D'après l'article sur la conférence-débat du recteur au collège de Porticcio, quelle date est, depuis 2003, la journée du souvenir en France et en Allemagne ?

===== SOURCE

Marilyne SANTI le Mercredi 29 Janvier 2014 à 23:08

A l’occasion de la Journée Nationale de la mémoire des génocides et de la prévention des crimes contre l'Humanité, Michel Barat, recteur de l’académie de Corse, s’est rendu au collège de Porticcio où il a aminé une conférence-débat en présence de la classe de 3éme2 et de leur professeur Roselyne Hurson, professeur certifiée en Histoire-géographie. Une démarche éducative présente dans tous les collèges et lycées de Corse et associée aux cérémonies du 70 ème anniversaire de la libération de la Corse.



Trois génocides reconnus par l'ONU

"Garder la mémoire de la barbarie"
Un travail de mémoire qui doit passer prioritairement par l'éducation des enfants et des adolescents. Depuis 2003, la journée du 27 janvier (anniversaire de la libération du camp d’Auschwitz), a été décidée journée du souvenir en France et en Allemagne. L’occasion pour la communauté éducative d’engager une réflexion sur des parts d’histoires qui ont dépassées l’horreur et de rappeler les valeurs humanistes qui fondent notre démocratie.
« Une telle journée n'a pas pour but de perpétuer la mémoire de l'horreur mais d'apprendre aux élèves à être vigilants, à défendre les valeurs démocratiques et à combattre l'intolérance". Conférence de Cracovie (octobre 2000).
Trois génocides sont actuellement reconnus par l’ONU, celui des juifs par les nazis pendant la seconde guerre mondiale, des arméniens par l’Empire ottoman d’avril 1915 à juillet 1916 et des Tutsis au Rwanda, commis par les milices hutues extrémistes en 1995.
« Garder la mémoire de la barbarie qui s’est produite dans notre pays, sur l’Europe, dans le monde et celle des hommes et des femmes qui refusèrent la soumission à un ordre inhumain, fondé sur le racisme, le déchainement de la violence sans limite. La mémoire est bien plus que l’histoire, elle garde vivant dans la conscience et même dans l’inconscient des personnes et des citoyens des évènements, mais d’abord les visages de femmes et d’hommes qui nous ont permis de continuer d’être ce que la République nous a fait, c'est-à-dire des femmes et des hommes libres et égaux… » C’est en ces termes que le recteur d’académie a débuté cette conférence-débat devant des collégiens déjà fortement sensibilisés au sujet par leur professeur d’histoire.

Interview de Roselyne Hurson, professeur certifiée en Histoire-géographie

- Cette journée a été marquée par la venue du recteur de Corse et de l’inspecteur d’académie de la Corse du Sud dans votre classe. Comment avez-vous préparé ce moment avec vos élèves ?

==========
===== DONNÉES FOURNIES

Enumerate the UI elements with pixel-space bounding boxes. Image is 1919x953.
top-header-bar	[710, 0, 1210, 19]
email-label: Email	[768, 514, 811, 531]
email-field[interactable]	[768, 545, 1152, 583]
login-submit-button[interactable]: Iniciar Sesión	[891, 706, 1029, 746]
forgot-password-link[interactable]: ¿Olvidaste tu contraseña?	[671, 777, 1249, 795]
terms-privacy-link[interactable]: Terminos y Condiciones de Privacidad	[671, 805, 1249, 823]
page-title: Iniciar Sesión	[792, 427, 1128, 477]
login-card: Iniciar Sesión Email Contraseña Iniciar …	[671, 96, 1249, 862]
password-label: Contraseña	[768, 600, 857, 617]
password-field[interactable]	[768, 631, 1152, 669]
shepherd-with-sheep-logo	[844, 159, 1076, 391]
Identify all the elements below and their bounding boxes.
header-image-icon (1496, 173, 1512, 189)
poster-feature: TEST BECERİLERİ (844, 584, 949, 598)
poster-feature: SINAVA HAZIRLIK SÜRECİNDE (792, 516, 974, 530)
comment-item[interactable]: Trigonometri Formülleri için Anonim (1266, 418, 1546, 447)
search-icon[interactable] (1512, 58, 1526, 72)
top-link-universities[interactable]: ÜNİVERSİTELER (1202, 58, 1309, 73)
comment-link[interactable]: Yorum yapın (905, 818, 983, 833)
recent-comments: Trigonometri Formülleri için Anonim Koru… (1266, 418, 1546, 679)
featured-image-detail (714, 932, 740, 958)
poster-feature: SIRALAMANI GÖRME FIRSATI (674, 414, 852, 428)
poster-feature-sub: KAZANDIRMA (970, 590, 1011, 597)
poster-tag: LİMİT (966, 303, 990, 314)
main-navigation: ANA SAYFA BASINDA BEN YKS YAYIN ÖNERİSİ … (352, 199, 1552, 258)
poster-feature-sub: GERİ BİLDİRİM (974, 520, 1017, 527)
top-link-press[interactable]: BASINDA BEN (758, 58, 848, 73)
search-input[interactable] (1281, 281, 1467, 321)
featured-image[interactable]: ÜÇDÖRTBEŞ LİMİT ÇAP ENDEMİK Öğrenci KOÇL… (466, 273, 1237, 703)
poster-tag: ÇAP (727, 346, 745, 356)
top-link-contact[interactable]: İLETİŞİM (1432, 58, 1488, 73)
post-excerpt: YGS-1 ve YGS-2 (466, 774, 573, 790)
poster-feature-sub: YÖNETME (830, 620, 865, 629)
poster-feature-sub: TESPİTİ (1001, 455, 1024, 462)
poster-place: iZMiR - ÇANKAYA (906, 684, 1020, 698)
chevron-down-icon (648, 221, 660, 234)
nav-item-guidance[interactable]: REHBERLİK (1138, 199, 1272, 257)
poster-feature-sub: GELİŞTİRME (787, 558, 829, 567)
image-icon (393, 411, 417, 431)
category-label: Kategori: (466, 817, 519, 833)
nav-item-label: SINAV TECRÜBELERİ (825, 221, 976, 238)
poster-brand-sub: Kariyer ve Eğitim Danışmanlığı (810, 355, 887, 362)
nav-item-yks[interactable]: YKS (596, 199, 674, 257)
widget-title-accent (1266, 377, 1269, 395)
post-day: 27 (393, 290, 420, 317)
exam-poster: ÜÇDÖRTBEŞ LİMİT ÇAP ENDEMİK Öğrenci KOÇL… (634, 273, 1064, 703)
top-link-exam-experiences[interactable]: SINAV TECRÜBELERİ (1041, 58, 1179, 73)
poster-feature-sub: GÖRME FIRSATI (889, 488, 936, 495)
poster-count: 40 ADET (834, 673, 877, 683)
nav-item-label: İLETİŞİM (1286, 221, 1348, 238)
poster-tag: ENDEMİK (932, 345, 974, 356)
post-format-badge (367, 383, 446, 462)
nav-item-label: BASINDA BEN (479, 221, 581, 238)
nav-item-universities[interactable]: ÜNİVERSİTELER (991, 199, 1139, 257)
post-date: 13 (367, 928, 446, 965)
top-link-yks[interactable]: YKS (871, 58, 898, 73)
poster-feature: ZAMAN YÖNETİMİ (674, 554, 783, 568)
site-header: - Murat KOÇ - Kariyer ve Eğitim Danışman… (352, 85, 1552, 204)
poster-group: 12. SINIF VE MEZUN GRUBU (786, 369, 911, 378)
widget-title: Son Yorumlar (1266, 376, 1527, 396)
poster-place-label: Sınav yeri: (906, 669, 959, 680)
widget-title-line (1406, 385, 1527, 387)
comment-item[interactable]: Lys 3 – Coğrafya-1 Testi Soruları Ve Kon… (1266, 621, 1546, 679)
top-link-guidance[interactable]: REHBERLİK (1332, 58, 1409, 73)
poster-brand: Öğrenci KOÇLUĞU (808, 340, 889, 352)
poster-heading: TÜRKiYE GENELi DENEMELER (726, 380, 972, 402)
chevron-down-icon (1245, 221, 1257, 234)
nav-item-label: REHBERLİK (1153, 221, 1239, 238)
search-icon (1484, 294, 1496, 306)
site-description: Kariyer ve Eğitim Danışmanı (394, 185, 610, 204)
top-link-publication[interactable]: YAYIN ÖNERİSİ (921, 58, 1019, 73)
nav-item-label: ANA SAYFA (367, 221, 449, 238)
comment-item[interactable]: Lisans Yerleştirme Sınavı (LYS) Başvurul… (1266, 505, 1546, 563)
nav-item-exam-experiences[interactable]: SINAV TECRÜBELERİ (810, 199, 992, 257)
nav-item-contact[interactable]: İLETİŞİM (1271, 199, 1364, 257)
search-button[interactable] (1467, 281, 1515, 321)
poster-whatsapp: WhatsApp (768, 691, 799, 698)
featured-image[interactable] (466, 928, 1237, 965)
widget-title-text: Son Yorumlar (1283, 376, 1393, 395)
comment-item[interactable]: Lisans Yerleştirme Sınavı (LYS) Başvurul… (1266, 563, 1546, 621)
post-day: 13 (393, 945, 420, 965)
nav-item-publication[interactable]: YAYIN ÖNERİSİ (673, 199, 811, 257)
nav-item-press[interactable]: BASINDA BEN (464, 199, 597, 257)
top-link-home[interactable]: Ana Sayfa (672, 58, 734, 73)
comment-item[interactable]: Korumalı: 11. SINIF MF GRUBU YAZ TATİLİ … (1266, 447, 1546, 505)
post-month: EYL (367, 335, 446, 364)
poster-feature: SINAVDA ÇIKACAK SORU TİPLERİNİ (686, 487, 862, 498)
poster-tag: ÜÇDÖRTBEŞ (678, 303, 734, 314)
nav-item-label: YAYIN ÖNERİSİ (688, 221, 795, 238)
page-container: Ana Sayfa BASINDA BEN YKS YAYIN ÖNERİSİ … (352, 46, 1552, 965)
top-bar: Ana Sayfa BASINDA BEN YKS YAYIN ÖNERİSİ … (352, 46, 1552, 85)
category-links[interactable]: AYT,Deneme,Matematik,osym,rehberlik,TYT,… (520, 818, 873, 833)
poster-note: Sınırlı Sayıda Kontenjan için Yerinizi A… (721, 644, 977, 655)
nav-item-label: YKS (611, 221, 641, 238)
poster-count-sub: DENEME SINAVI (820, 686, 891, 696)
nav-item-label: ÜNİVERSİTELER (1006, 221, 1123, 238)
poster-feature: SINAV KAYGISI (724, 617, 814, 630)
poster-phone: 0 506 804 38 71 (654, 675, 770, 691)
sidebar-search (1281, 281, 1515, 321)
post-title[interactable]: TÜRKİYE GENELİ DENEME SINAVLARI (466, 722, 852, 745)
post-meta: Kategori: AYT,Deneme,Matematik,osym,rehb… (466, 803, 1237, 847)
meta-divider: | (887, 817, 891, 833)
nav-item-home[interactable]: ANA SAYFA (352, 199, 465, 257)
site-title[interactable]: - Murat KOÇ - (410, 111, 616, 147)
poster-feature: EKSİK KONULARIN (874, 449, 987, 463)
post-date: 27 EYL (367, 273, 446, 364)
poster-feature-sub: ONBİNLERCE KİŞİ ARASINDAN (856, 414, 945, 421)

==========

RÉPONSE: Le 27 janvier, anniversaire de la libération du camp d'Auschwitz.